> [Job] Filter the data for lines with the word "content", then copy every line so identified.

— start of Provided data —

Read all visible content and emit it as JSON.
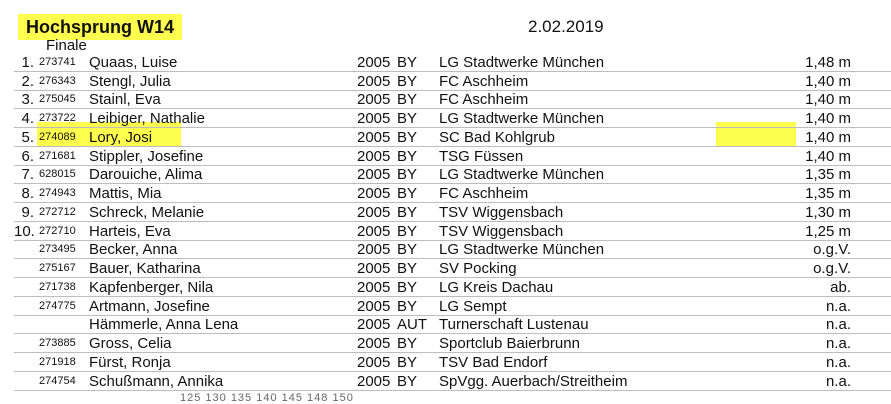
{
  "header": {
    "title": "Hochsprung W14",
    "date": "2.02.2019",
    "round": "Finale"
  },
  "highlight_color": "#ffff4d",
  "results": [
    {
      "rank": "1.",
      "id": "273741",
      "name": "Quaas, Luise",
      "year": "2005",
      "state": "BY",
      "club": "LG Stadtwerke München",
      "perf": "1,48 m"
    },
    {
      "rank": "2.",
      "id": "276343",
      "name": "Stengl, Julia",
      "year": "2005",
      "state": "BY",
      "club": "FC Aschheim",
      "perf": "1,40 m"
    },
    {
      "rank": "3.",
      "id": "275045",
      "name": "Stainl, Eva",
      "year": "2005",
      "state": "BY",
      "club": "FC Aschheim",
      "perf": "1,40 m"
    },
    {
      "rank": "4.",
      "id": "273722",
      "name": "Leibiger, Nathalie",
      "year": "2005",
      "state": "BY",
      "club": "LG Stadtwerke München",
      "perf": "1,40 m"
    },
    {
      "rank": "5.",
      "id": "274089",
      "name": "Lory, Josi",
      "year": "2005",
      "state": "BY",
      "club": "SC Bad Kohlgrub",
      "perf": "1,40 m"
    },
    {
      "rank": "6.",
      "id": "271681",
      "name": "Stippler, Josefine",
      "year": "2005",
      "state": "BY",
      "club": "TSG Füssen",
      "perf": "1,40 m"
    },
    {
      "rank": "7.",
      "id": "628015",
      "name": "Darouiche, Alima",
      "year": "2005",
      "state": "BY",
      "club": "LG Stadtwerke München",
      "perf": "1,35 m"
    },
    {
      "rank": "8.",
      "id": "274943",
      "name": "Mattis, Mia",
      "year": "2005",
      "state": "BY",
      "club": "FC Aschheim",
      "perf": "1,35 m"
    },
    {
      "rank": "9.",
      "id": "272712",
      "name": "Schreck, Melanie",
      "year": "2005",
      "state": "BY",
      "club": "TSV Wiggensbach",
      "perf": "1,30 m"
    },
    {
      "rank": "10.",
      "id": "272710",
      "name": "Harteis, Eva",
      "year": "2005",
      "state": "BY",
      "club": "TSV Wiggensbach",
      "perf": "1,25 m"
    },
    {
      "rank": "",
      "id": "273495",
      "name": "Becker, Anna",
      "year": "2005",
      "state": "BY",
      "club": "LG Stadtwerke München",
      "perf": "o.g.V."
    },
    {
      "rank": "",
      "id": "275167",
      "name": "Bauer, Katharina",
      "year": "2005",
      "state": "BY",
      "club": "SV Pocking",
      "perf": "o.g.V."
    },
    {
      "rank": "",
      "id": "271738",
      "name": "Kapfenberger, Nila",
      "year": "2005",
      "state": "BY",
      "club": "LG Kreis Dachau",
      "perf": "ab."
    },
    {
      "rank": "",
      "id": "274775",
      "name": "Artmann, Josefine",
      "year": "2005",
      "state": "BY",
      "club": "LG Sempt",
      "perf": "n.a."
    },
    {
      "rank": "",
      "id": "",
      "name": "Hämmerle, Anna Lena",
      "year": "2005",
      "state": "AUT",
      "club": "Turnerschaft Lustenau",
      "perf": "n.a."
    },
    {
      "rank": "",
      "id": "273885",
      "name": "Gross, Celia",
      "year": "2005",
      "state": "BY",
      "club": "Sportclub Baierbrunn",
      "perf": "n.a."
    },
    {
      "rank": "",
      "id": "271918",
      "name": "Fürst, Ronja",
      "year": "2005",
      "state": "BY",
      "club": "TSV Bad Endorf",
      "perf": "n.a."
    },
    {
      "rank": "",
      "id": "274754",
      "name": "Schußmann, Annika",
      "year": "2005",
      "state": "BY",
      "club": "SpVgg. Auerbach/Streitheim",
      "perf": "n.a."
    }
  ],
  "partial_line": "125 130 135 140 145 148 150"
}
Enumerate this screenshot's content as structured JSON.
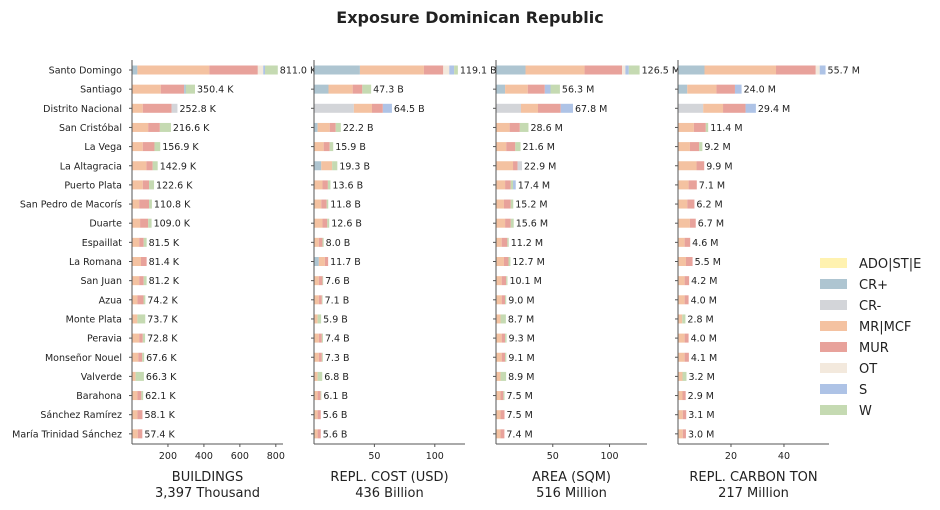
{
  "title": "Exposure Dominican Republic",
  "provinces": [
    "Santo Domingo",
    "Santiago",
    "Distrito Nacional",
    "San Cristóbal",
    "La Vega",
    "La Altagracia",
    "Puerto Plata",
    "San Pedro de Macorís",
    "Duarte",
    "Espaillat",
    "La Romana",
    "San Juan",
    "Azua",
    "Monte Plata",
    "Peravia",
    "Monseñor Nouel",
    "Valverde",
    "Barahona",
    "Sánchez Ramírez",
    "María Trinidad Sánchez"
  ],
  "legend": [
    {
      "label": "ADO|ST|E",
      "color": "#fff2b0"
    },
    {
      "label": "CR+",
      "color": "#aec5d1"
    },
    {
      "label": "CR-",
      "color": "#d3d5d9"
    },
    {
      "label": "MR|MCF",
      "color": "#f4c2a1"
    },
    {
      "label": "MUR",
      "color": "#e8a29b"
    },
    {
      "label": "OT",
      "color": "#f3e9dd"
    },
    {
      "label": "S",
      "color": "#aec3e6"
    },
    {
      "label": "W",
      "color": "#c5dab2"
    }
  ],
  "chart_data": [
    {
      "type": "bar",
      "orientation": "horizontal",
      "stacked": true,
      "xlabel": "BUILDINGS",
      "total_label": "3,397 Thousand",
      "xlim": [
        0,
        840
      ],
      "xticks": [
        200,
        400,
        600,
        800
      ],
      "value_labels": [
        "811.0 K",
        "350.4 K",
        "252.8 K",
        "216.6 K",
        "156.9 K",
        "142.9 K",
        "122.6 K",
        "110.8 K",
        "109.0 K",
        "81.5 K",
        "81.4 K",
        "81.2 K",
        "74.2 K",
        "73.7 K",
        "72.8 K",
        "67.6 K",
        "66.3 K",
        "62.1 K",
        "58.1 K",
        "57.4 K"
      ],
      "segments": [
        [
          [
            "CR+",
            30
          ],
          [
            "MR|MCF",
            400
          ],
          [
            "MUR",
            270
          ],
          [
            "OT",
            30
          ],
          [
            "S",
            10
          ],
          [
            "W",
            71
          ]
        ],
        [
          [
            "MR|MCF",
            160
          ],
          [
            "MUR",
            130
          ],
          [
            "CR+",
            10
          ],
          [
            "W",
            50.4
          ]
        ],
        [
          [
            "MR|MCF",
            60
          ],
          [
            "MUR",
            160
          ],
          [
            "CR-",
            32.8
          ]
        ],
        [
          [
            "MR|MCF",
            90
          ],
          [
            "MUR",
            65
          ],
          [
            "W",
            61.6
          ]
        ],
        [
          [
            "MR|MCF",
            60
          ],
          [
            "MUR",
            65
          ],
          [
            "W",
            31.9
          ]
        ],
        [
          [
            "MR|MCF",
            80
          ],
          [
            "MUR",
            35
          ],
          [
            "W",
            27.9
          ]
        ],
        [
          [
            "MR|MCF",
            60
          ],
          [
            "MUR",
            35
          ],
          [
            "W",
            27.6
          ]
        ],
        [
          [
            "MR|MCF",
            40
          ],
          [
            "MUR",
            55
          ],
          [
            "W",
            15.8
          ]
        ],
        [
          [
            "MR|MCF",
            45
          ],
          [
            "MUR",
            45
          ],
          [
            "W",
            19
          ]
        ],
        [
          [
            "MR|MCF",
            40
          ],
          [
            "MUR",
            25
          ],
          [
            "W",
            16.5
          ]
        ],
        [
          [
            "MR|MCF",
            50
          ],
          [
            "MUR",
            31.4
          ]
        ],
        [
          [
            "MR|MCF",
            40
          ],
          [
            "MUR",
            25
          ],
          [
            "W",
            16.2
          ]
        ],
        [
          [
            "MR|MCF",
            30
          ],
          [
            "MUR",
            34
          ],
          [
            "W",
            10.2
          ]
        ],
        [
          [
            "MR|MCF",
            30
          ],
          [
            "W",
            43.7
          ]
        ],
        [
          [
            "MR|MCF",
            40
          ],
          [
            "MUR",
            20
          ],
          [
            "W",
            12.8
          ]
        ],
        [
          [
            "MR|MCF",
            35
          ],
          [
            "MUR",
            22
          ],
          [
            "W",
            10.6
          ]
        ],
        [
          [
            "MR|MCF",
            20
          ],
          [
            "W",
            46.3
          ]
        ],
        [
          [
            "MR|MCF",
            30
          ],
          [
            "MUR",
            22
          ],
          [
            "W",
            10.1
          ]
        ],
        [
          [
            "MR|MCF",
            30
          ],
          [
            "MUR",
            28.1
          ]
        ],
        [
          [
            "MR|MCF",
            32
          ],
          [
            "MUR",
            25.4
          ]
        ]
      ]
    },
    {
      "type": "bar",
      "orientation": "horizontal",
      "stacked": true,
      "xlabel": "REPL. COST (USD)",
      "total_label": "436 Billion",
      "xlim": [
        0,
        125
      ],
      "xticks": [
        50,
        100
      ],
      "value_labels": [
        "119.1 B",
        "47.3 B",
        "64.5 B",
        "22.2 B",
        "15.9 B",
        "19.3 B",
        "13.6 B",
        "11.8 B",
        "12.6 B",
        "8.0 B",
        "11.7 B",
        "7.6 B",
        "7.1 B",
        "5.9 B",
        "7.4 B",
        "7.3 B",
        "6.8 B",
        "6.1 B",
        "5.6 B",
        "5.6 B"
      ],
      "segments": [
        [
          [
            "CR+",
            38
          ],
          [
            "MR|MCF",
            53
          ],
          [
            "MUR",
            16
          ],
          [
            "OT",
            5
          ],
          [
            "S",
            4
          ],
          [
            "W",
            3.1
          ]
        ],
        [
          [
            "CR+",
            12
          ],
          [
            "MR|MCF",
            20
          ],
          [
            "MUR",
            8
          ],
          [
            "W",
            7.3
          ]
        ],
        [
          [
            "CR-",
            33
          ],
          [
            "MR|MCF",
            15
          ],
          [
            "MUR",
            9
          ],
          [
            "S",
            7.5
          ]
        ],
        [
          [
            "CR+",
            3
          ],
          [
            "MR|MCF",
            10
          ],
          [
            "MUR",
            5
          ],
          [
            "W",
            4.2
          ]
        ],
        [
          [
            "MR|MCF",
            8
          ],
          [
            "MUR",
            5
          ],
          [
            "W",
            2.9
          ]
        ],
        [
          [
            "CR+",
            6
          ],
          [
            "MR|MCF",
            9
          ],
          [
            "W",
            4.3
          ]
        ],
        [
          [
            "MR|MCF",
            7
          ],
          [
            "MUR",
            4.5
          ],
          [
            "W",
            2.1
          ]
        ],
        [
          [
            "MR|MCF",
            6
          ],
          [
            "MUR",
            4.5
          ],
          [
            "W",
            1.3
          ]
        ],
        [
          [
            "MR|MCF",
            7
          ],
          [
            "MUR",
            4
          ],
          [
            "W",
            1.6
          ]
        ],
        [
          [
            "MR|MCF",
            4
          ],
          [
            "MUR",
            3
          ],
          [
            "W",
            1
          ]
        ],
        [
          [
            "CR+",
            4
          ],
          [
            "MR|MCF",
            5
          ],
          [
            "MUR",
            2.7
          ]
        ],
        [
          [
            "MR|MCF",
            4
          ],
          [
            "MUR",
            3
          ],
          [
            "W",
            0.6
          ]
        ],
        [
          [
            "MR|MCF",
            4
          ],
          [
            "MUR",
            2.5
          ],
          [
            "W",
            0.6
          ]
        ],
        [
          [
            "MR|MCF",
            3
          ],
          [
            "W",
            2.9
          ]
        ],
        [
          [
            "MR|MCF",
            4
          ],
          [
            "MUR",
            2.5
          ],
          [
            "W",
            0.9
          ]
        ],
        [
          [
            "MR|MCF",
            4
          ],
          [
            "MUR",
            2.5
          ],
          [
            "W",
            0.8
          ]
        ],
        [
          [
            "MR|MCF",
            3
          ],
          [
            "W",
            3.8
          ]
        ],
        [
          [
            "MR|MCF",
            3
          ],
          [
            "MUR",
            2.5
          ],
          [
            "W",
            0.6
          ]
        ],
        [
          [
            "MR|MCF",
            3
          ],
          [
            "MUR",
            2.6
          ]
        ],
        [
          [
            "MR|MCF",
            3
          ],
          [
            "MUR",
            2.6
          ]
        ]
      ]
    },
    {
      "type": "bar",
      "orientation": "horizontal",
      "stacked": true,
      "xlabel": "AREA (SQM)",
      "total_label": "516 Million",
      "xlim": [
        0,
        133
      ],
      "xticks": [
        50,
        100
      ],
      "value_labels": [
        "126.5 M",
        "56.3 M",
        "67.8 M",
        "28.6 M",
        "21.6 M",
        "22.9 M",
        "17.4 M",
        "15.2 M",
        "15.6 M",
        "11.2 M",
        "12.7 M",
        "10.1 M",
        "9.0 M",
        "8.7 M",
        "9.3 M",
        "9.1 M",
        "8.9 M",
        "7.5 M",
        "7.5 M",
        "7.4 M"
      ],
      "segments": [
        [
          [
            "CR+",
            26
          ],
          [
            "MR|MCF",
            52
          ],
          [
            "MUR",
            33
          ],
          [
            "OT",
            3
          ],
          [
            "S",
            3
          ],
          [
            "W",
            9.5
          ]
        ],
        [
          [
            "CR+",
            8
          ],
          [
            "MR|MCF",
            20
          ],
          [
            "MUR",
            15
          ],
          [
            "S",
            5
          ],
          [
            "W",
            8.3
          ]
        ],
        [
          [
            "CR-",
            22
          ],
          [
            "MR|MCF",
            15
          ],
          [
            "MUR",
            20
          ],
          [
            "S",
            10.8
          ]
        ],
        [
          [
            "MR|MCF",
            12
          ],
          [
            "MUR",
            9
          ],
          [
            "W",
            7.6
          ]
        ],
        [
          [
            "MR|MCF",
            9
          ],
          [
            "MUR",
            8
          ],
          [
            "W",
            4.6
          ]
        ],
        [
          [
            "MR|MCF",
            15
          ],
          [
            "MUR",
            4
          ],
          [
            "CR-",
            3.9
          ]
        ],
        [
          [
            "MR|MCF",
            8
          ],
          [
            "MUR",
            5
          ],
          [
            "W",
            2
          ],
          [
            "S",
            2.4
          ]
        ],
        [
          [
            "MR|MCF",
            7
          ],
          [
            "MUR",
            6
          ],
          [
            "W",
            2.2
          ]
        ],
        [
          [
            "MR|MCF",
            8
          ],
          [
            "MUR",
            5
          ],
          [
            "W",
            2.6
          ]
        ],
        [
          [
            "MR|MCF",
            5
          ],
          [
            "MUR",
            5
          ],
          [
            "W",
            1.2
          ]
        ],
        [
          [
            "MR|MCF",
            7
          ],
          [
            "MUR",
            4
          ],
          [
            "W",
            1.7
          ]
        ],
        [
          [
            "MR|MCF",
            5
          ],
          [
            "MUR",
            4
          ],
          [
            "W",
            1.1
          ]
        ],
        [
          [
            "MR|MCF",
            5
          ],
          [
            "MUR",
            3
          ],
          [
            "W",
            1
          ]
        ],
        [
          [
            "MR|MCF",
            4
          ],
          [
            "W",
            4.7
          ]
        ],
        [
          [
            "MR|MCF",
            5
          ],
          [
            "MUR",
            3
          ],
          [
            "W",
            1.3
          ]
        ],
        [
          [
            "MR|MCF",
            5
          ],
          [
            "MUR",
            3
          ],
          [
            "W",
            1.1
          ]
        ],
        [
          [
            "MR|MCF",
            4
          ],
          [
            "W",
            4.9
          ]
        ],
        [
          [
            "MR|MCF",
            4
          ],
          [
            "MUR",
            2.5
          ],
          [
            "W",
            1
          ]
        ],
        [
          [
            "MR|MCF",
            4
          ],
          [
            "MUR",
            3.5
          ]
        ],
        [
          [
            "MR|MCF",
            4
          ],
          [
            "MUR",
            3.4
          ]
        ]
      ]
    },
    {
      "type": "bar",
      "orientation": "horizontal",
      "stacked": true,
      "xlabel": "REPL. CARBON TON",
      "total_label": "217 Million",
      "xlim": [
        0,
        57
      ],
      "xticks": [
        20,
        40
      ],
      "value_labels": [
        "55.7 M",
        "24.0 M",
        "29.4 M",
        "11.4 M",
        "9.2 M",
        "9.9 M",
        "7.1 M",
        "6.2 M",
        "6.7 M",
        "4.6 M",
        "5.5 M",
        "4.2 M",
        "4.0 M",
        "2.8 M",
        "4.0 M",
        "4.1 M",
        "3.2 M",
        "2.9 M",
        "3.1 M",
        "3.0 M"
      ],
      "segments": [
        [
          [
            "CR+",
            10
          ],
          [
            "MR|MCF",
            27
          ],
          [
            "MUR",
            15
          ],
          [
            "OT",
            1.5
          ],
          [
            "S",
            2.2
          ]
        ],
        [
          [
            "CR+",
            3.5
          ],
          [
            "MR|MCF",
            11
          ],
          [
            "MUR",
            7
          ],
          [
            "S",
            2.5
          ]
        ],
        [
          [
            "CR-",
            9.5
          ],
          [
            "MR|MCF",
            7.5
          ],
          [
            "MUR",
            8.5
          ],
          [
            "S",
            3.9
          ]
        ],
        [
          [
            "MR|MCF",
            6
          ],
          [
            "MUR",
            4.5
          ],
          [
            "W",
            0.9
          ]
        ],
        [
          [
            "MR|MCF",
            4.5
          ],
          [
            "MUR",
            3.5
          ],
          [
            "W",
            1.2
          ]
        ],
        [
          [
            "MR|MCF",
            7
          ],
          [
            "MUR",
            2.9
          ]
        ],
        [
          [
            "MR|MCF",
            4
          ],
          [
            "MUR",
            3.1
          ]
        ],
        [
          [
            "MR|MCF",
            3.5
          ],
          [
            "MUR",
            2.7
          ]
        ],
        [
          [
            "MR|MCF",
            4.5
          ],
          [
            "MUR",
            2.2
          ]
        ],
        [
          [
            "MR|MCF",
            2.5
          ],
          [
            "MUR",
            2.1
          ]
        ],
        [
          [
            "MR|MCF",
            3
          ],
          [
            "MUR",
            2.5
          ]
        ],
        [
          [
            "MR|MCF",
            2.5
          ],
          [
            "MUR",
            1.7
          ]
        ],
        [
          [
            "MR|MCF",
            2.5
          ],
          [
            "MUR",
            1.5
          ]
        ],
        [
          [
            "MR|MCF",
            1.6
          ],
          [
            "W",
            1.2
          ]
        ],
        [
          [
            "MR|MCF",
            2.5
          ],
          [
            "MUR",
            1.5
          ]
        ],
        [
          [
            "MR|MCF",
            2.5
          ],
          [
            "MUR",
            1.6
          ]
        ],
        [
          [
            "MR|MCF",
            1.7
          ],
          [
            "W",
            1.5
          ]
        ],
        [
          [
            "MR|MCF",
            1.7
          ],
          [
            "MUR",
            1.2
          ]
        ],
        [
          [
            "MR|MCF",
            1.8
          ],
          [
            "MUR",
            1.3
          ]
        ],
        [
          [
            "MR|MCF",
            1.8
          ],
          [
            "MUR",
            1.2
          ]
        ]
      ]
    }
  ]
}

— end of Provided data —

> [Solution]
Read all visible content and emit it as JSON.
Enumerate this screenshot's content as structured JSON.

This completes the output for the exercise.